*Requirement*.
Below are some records; work out how many of their lines contain "screenshot" and give the number only.
[BEGIN Recorded information]
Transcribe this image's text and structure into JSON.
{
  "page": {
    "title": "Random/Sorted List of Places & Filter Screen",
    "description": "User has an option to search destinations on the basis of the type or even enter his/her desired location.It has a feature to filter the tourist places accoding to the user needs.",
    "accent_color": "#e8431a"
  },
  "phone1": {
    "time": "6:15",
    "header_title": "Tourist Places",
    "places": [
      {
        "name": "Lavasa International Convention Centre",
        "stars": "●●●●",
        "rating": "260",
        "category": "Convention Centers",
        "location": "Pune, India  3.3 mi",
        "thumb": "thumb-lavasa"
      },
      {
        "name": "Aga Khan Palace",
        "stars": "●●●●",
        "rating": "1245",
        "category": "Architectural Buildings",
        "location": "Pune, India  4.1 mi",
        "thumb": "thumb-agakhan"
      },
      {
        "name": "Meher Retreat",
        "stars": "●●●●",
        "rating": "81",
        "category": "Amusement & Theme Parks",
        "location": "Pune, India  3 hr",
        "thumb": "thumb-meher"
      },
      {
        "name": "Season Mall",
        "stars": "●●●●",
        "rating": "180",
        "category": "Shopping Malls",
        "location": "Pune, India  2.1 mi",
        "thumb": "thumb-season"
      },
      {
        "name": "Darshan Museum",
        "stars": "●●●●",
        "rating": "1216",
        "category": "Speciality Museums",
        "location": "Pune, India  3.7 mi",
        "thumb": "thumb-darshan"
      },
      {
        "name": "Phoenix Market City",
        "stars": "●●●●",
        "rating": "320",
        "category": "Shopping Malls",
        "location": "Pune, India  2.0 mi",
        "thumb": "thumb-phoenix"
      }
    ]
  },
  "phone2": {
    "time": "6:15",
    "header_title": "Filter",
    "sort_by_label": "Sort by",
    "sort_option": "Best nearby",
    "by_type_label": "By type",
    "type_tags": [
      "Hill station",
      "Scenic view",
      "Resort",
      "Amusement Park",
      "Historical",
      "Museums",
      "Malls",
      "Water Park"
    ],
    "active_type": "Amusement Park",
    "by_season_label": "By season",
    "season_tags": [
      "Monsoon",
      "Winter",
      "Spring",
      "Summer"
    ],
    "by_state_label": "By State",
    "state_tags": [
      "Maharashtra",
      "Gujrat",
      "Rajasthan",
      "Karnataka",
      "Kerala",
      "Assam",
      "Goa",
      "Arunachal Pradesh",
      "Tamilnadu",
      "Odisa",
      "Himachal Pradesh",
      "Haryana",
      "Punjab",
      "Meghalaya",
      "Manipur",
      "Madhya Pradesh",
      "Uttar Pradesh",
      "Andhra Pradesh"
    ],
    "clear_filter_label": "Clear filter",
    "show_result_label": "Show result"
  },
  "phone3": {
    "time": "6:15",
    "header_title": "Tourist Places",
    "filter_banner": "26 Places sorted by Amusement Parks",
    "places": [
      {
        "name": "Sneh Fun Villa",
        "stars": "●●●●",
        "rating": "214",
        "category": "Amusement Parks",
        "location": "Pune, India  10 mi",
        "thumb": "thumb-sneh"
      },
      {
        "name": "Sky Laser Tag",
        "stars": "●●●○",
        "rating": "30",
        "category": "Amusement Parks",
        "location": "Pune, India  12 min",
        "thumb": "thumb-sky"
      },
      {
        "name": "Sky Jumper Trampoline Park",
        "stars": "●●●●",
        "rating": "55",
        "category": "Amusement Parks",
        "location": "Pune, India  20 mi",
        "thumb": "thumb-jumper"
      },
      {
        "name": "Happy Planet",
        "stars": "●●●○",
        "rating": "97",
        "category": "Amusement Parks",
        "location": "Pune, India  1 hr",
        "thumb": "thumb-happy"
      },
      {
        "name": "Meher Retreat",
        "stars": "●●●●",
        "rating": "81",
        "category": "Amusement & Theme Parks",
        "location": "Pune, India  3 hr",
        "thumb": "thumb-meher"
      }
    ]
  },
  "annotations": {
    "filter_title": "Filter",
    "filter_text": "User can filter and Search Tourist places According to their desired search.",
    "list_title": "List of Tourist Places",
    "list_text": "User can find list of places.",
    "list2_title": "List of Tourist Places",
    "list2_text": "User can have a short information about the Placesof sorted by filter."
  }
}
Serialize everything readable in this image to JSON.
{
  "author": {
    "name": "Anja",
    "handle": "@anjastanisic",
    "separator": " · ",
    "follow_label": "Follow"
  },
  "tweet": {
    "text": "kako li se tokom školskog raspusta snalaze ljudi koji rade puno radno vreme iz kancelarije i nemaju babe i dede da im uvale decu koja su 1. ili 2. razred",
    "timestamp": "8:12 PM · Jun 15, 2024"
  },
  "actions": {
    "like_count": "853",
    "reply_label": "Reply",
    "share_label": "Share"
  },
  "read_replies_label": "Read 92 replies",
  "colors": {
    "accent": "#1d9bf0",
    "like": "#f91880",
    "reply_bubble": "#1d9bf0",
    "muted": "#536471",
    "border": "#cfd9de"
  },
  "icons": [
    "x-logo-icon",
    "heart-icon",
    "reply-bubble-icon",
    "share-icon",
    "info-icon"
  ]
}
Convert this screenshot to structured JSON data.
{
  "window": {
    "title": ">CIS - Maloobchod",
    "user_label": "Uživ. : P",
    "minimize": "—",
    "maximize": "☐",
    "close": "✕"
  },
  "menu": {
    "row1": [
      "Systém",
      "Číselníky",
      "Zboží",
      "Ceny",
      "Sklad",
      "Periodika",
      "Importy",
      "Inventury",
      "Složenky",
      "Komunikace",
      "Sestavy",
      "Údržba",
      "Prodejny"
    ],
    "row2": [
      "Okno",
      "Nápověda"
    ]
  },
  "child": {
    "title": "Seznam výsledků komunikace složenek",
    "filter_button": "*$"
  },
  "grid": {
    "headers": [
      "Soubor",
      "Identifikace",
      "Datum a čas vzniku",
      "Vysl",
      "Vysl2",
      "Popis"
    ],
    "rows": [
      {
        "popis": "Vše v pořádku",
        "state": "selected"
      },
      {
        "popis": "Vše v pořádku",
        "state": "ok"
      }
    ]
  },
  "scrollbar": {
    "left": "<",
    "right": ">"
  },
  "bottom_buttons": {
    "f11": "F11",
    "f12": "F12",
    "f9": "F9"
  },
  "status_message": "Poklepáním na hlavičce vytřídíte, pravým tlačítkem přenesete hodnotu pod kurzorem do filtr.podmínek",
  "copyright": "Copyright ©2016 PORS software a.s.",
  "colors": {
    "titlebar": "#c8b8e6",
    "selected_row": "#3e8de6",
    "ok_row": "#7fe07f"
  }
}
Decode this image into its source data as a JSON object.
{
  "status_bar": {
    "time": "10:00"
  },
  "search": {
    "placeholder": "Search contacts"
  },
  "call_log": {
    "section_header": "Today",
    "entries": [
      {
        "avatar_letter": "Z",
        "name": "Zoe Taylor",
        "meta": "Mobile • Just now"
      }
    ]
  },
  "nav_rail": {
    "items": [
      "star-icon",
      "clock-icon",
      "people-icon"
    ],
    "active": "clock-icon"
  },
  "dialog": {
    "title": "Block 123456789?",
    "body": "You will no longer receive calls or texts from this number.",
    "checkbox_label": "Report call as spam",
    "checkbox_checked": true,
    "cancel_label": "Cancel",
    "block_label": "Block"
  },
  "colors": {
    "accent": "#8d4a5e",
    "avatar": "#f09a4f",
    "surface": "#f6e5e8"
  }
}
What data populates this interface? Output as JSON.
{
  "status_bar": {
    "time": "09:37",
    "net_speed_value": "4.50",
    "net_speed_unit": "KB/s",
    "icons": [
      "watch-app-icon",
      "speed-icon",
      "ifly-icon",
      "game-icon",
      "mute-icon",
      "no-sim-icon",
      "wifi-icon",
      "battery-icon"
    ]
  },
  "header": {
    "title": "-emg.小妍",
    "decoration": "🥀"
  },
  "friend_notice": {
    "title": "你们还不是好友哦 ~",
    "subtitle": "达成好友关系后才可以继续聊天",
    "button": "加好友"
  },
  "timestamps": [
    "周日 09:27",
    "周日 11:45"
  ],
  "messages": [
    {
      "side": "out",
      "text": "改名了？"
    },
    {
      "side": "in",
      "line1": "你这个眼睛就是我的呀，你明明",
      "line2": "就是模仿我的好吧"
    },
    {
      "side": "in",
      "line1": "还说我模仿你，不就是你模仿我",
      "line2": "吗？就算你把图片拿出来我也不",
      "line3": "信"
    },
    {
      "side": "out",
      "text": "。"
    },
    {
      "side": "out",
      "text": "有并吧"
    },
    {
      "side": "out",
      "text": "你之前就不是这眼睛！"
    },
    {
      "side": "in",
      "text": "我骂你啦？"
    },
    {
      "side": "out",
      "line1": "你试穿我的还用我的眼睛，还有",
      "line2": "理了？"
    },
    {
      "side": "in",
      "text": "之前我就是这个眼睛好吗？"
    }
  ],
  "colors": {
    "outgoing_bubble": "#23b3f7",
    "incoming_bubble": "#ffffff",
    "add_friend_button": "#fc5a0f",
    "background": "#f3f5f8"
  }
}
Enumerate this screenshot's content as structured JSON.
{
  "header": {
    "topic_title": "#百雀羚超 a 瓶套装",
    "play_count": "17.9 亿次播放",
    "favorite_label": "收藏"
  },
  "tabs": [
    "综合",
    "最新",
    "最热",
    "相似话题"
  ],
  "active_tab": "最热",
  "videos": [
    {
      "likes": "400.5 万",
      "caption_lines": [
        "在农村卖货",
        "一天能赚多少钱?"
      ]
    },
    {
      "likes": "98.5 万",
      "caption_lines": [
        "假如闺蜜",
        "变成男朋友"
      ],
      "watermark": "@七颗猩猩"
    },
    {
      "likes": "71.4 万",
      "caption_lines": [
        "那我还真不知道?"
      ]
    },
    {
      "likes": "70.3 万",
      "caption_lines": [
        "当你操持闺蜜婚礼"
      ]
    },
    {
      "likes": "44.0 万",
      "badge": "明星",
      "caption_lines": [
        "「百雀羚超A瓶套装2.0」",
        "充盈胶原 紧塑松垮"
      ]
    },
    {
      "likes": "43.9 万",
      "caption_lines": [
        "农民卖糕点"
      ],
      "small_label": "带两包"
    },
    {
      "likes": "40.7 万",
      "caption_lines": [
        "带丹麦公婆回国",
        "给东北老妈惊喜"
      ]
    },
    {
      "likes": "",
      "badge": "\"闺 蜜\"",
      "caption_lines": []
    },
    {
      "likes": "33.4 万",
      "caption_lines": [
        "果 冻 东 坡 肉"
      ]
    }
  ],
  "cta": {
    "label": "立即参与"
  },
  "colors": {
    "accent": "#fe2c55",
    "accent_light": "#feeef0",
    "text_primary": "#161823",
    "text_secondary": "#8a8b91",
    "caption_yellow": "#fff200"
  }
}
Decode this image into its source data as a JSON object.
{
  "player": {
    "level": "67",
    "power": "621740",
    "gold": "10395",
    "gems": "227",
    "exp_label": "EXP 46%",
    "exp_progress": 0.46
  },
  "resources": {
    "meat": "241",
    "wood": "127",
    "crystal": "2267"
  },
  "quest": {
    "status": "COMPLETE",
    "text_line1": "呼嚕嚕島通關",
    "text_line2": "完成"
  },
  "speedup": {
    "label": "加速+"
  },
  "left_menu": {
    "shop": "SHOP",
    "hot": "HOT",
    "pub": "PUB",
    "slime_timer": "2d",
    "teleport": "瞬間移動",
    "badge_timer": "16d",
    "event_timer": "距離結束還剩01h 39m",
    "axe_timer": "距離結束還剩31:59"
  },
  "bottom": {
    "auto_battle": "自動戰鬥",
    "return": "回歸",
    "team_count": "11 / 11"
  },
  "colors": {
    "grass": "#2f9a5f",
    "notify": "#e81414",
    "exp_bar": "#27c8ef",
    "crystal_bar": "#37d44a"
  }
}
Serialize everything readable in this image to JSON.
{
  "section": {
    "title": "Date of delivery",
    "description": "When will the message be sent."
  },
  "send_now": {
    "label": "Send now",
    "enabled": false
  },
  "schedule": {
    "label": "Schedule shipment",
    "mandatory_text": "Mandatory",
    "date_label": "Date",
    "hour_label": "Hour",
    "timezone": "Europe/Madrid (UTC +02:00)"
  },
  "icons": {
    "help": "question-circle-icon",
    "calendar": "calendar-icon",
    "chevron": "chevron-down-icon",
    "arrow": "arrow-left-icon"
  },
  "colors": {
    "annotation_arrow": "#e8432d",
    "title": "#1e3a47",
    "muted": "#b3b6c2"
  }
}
[END Recorded information]
*Result of the exercise*.
2